>> Start THE RECORDS

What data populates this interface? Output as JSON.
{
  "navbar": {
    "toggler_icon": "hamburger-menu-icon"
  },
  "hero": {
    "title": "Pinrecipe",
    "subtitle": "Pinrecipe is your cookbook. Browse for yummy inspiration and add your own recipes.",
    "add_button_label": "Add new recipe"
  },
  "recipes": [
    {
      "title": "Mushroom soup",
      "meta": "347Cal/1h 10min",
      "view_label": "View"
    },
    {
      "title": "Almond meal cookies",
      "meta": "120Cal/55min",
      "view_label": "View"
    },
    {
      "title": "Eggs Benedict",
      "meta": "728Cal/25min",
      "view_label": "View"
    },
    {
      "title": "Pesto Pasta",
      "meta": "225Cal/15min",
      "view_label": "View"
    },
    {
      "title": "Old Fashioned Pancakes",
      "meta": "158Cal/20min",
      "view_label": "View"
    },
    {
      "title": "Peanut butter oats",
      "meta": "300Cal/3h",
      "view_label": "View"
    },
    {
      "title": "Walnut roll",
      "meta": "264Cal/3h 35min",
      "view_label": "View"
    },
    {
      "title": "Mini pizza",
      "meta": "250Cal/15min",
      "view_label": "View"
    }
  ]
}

>> End THE RECORDS

WRITTEN INSTRUCTION: Locate and copy each line in the data above that includes the word "recipes".

SOLVED EXERCISE:
    "subtitle": "Pinrecipe is your cookbook. Browse for yummy inspiration and add your own recipes.",
  "recipes": [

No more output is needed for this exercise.